### WHAT THE TASK REQUIRES
Filter the entries, keeping every line with the word "locum".

### DATA IN THIS EXERCISE

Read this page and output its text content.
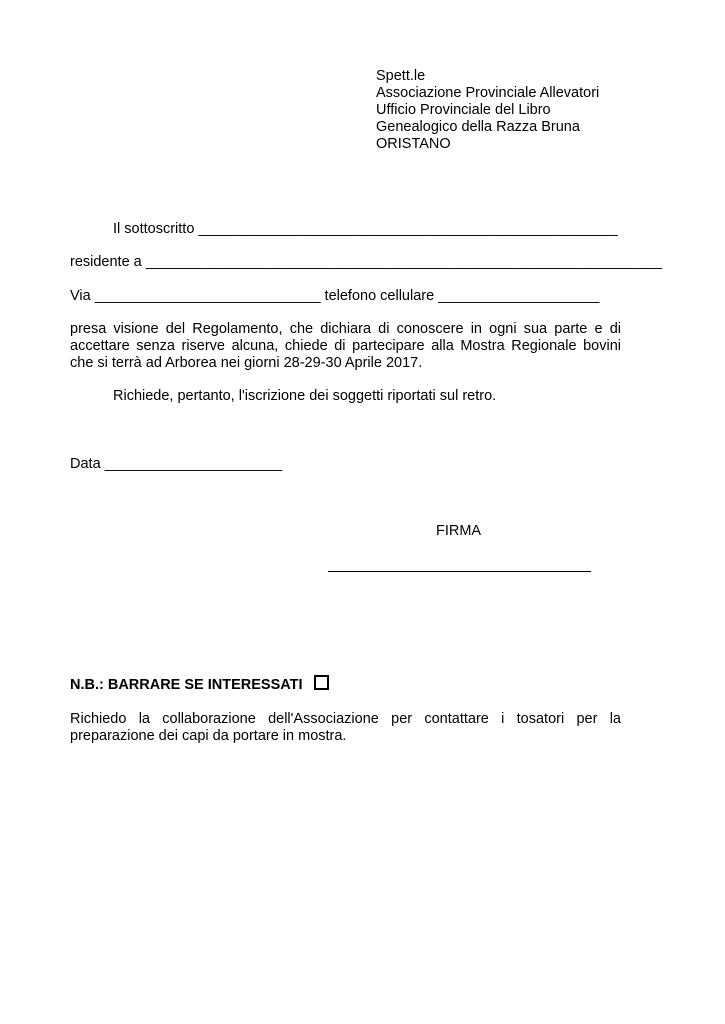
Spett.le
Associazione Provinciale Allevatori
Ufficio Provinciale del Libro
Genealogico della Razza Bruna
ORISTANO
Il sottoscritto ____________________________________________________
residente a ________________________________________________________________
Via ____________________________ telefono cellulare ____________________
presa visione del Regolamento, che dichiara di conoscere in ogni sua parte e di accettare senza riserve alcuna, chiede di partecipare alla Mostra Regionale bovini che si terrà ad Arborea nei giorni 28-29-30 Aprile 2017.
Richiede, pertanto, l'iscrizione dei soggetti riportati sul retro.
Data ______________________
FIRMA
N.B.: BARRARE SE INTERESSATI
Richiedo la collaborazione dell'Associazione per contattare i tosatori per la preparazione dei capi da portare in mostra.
==
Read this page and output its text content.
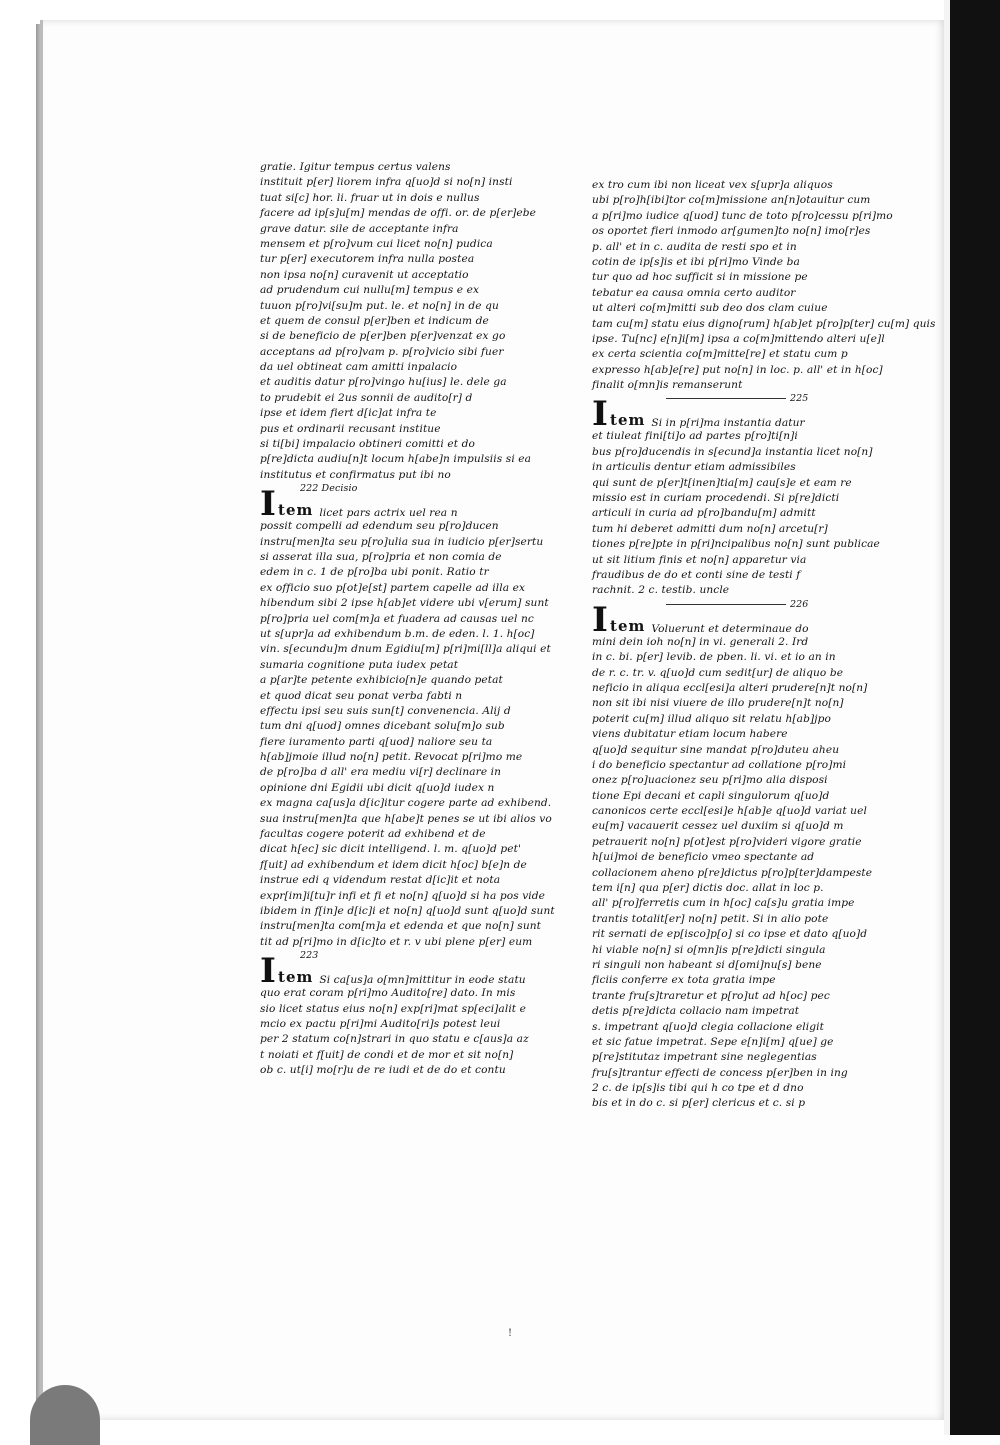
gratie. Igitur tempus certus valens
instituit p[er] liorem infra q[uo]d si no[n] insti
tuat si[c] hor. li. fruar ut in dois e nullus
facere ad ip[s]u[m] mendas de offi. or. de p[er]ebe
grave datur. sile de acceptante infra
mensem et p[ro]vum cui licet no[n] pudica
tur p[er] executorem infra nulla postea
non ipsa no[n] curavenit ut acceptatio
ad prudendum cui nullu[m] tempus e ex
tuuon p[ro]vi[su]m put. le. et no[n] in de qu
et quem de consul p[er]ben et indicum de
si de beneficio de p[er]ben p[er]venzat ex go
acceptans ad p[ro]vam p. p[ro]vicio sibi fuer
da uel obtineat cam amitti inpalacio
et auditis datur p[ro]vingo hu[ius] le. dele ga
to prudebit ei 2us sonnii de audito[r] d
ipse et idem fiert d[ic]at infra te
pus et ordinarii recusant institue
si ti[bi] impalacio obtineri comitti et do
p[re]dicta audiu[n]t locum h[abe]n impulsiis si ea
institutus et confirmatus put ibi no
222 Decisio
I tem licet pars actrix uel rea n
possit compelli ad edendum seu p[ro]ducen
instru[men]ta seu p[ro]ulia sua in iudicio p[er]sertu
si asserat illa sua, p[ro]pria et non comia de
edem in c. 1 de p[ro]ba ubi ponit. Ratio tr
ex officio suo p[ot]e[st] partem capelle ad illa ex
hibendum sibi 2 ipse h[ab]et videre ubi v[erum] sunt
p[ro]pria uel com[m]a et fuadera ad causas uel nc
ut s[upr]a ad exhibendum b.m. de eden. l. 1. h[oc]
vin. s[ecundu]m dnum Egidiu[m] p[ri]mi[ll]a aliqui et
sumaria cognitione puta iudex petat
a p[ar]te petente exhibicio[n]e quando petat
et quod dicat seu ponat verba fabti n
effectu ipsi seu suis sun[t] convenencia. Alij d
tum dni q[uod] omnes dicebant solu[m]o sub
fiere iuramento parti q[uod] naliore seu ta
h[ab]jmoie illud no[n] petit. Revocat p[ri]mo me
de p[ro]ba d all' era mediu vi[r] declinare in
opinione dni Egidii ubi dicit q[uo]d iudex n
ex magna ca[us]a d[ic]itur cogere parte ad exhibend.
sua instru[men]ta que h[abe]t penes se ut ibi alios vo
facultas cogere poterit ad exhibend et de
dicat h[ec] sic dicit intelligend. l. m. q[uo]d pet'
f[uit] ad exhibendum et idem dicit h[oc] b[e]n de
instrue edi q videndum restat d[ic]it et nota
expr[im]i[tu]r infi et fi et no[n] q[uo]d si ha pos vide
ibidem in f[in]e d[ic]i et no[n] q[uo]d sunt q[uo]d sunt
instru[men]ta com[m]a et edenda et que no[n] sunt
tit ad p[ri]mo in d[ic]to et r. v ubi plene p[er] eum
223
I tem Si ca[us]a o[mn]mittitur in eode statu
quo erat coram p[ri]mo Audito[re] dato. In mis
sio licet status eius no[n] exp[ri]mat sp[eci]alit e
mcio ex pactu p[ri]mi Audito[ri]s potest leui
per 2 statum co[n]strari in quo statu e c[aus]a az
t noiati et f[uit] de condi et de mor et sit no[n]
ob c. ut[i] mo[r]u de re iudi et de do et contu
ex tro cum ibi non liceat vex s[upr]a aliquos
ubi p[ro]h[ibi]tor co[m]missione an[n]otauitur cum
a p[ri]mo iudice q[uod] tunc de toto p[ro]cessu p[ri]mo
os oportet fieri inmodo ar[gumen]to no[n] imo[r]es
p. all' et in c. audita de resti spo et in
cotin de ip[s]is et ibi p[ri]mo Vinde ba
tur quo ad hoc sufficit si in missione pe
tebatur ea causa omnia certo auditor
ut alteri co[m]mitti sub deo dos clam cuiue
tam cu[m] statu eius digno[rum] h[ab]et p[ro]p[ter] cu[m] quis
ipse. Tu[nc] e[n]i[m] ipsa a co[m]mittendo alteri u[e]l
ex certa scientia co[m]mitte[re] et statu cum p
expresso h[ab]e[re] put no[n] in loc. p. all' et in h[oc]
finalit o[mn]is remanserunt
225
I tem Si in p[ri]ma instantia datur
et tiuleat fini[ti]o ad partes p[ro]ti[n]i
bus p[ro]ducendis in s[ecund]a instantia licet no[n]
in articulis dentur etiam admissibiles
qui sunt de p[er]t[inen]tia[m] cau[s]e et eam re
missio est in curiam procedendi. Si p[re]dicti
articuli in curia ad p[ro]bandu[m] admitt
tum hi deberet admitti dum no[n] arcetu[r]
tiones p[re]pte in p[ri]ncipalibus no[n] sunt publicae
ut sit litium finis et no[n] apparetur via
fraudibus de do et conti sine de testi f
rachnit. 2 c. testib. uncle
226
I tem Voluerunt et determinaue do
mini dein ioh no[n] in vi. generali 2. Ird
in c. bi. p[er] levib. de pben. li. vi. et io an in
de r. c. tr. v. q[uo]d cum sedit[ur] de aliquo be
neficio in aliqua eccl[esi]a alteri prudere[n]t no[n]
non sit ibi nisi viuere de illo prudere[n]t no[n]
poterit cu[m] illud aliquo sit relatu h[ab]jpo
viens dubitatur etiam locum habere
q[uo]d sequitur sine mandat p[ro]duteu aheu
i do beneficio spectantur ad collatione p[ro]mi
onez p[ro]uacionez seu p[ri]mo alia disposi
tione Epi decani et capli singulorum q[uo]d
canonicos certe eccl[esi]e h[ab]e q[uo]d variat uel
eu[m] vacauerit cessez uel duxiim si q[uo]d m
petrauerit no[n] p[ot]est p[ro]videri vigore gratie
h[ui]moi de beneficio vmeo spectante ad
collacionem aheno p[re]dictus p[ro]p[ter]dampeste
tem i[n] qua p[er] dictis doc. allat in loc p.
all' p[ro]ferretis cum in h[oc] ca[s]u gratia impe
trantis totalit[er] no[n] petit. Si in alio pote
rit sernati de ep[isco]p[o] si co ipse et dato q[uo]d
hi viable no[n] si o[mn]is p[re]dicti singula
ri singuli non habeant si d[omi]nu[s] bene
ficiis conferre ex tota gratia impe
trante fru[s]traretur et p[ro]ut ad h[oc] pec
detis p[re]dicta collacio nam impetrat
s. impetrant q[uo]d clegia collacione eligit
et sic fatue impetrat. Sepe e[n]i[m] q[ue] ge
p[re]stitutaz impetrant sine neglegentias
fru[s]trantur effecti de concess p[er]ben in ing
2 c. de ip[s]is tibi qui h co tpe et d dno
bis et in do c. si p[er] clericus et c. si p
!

### COMPLETED TASK
p[re]dicta audiu[n]t locum h[abe]n impulsiis si ea
viens dubitatur etiam locum habere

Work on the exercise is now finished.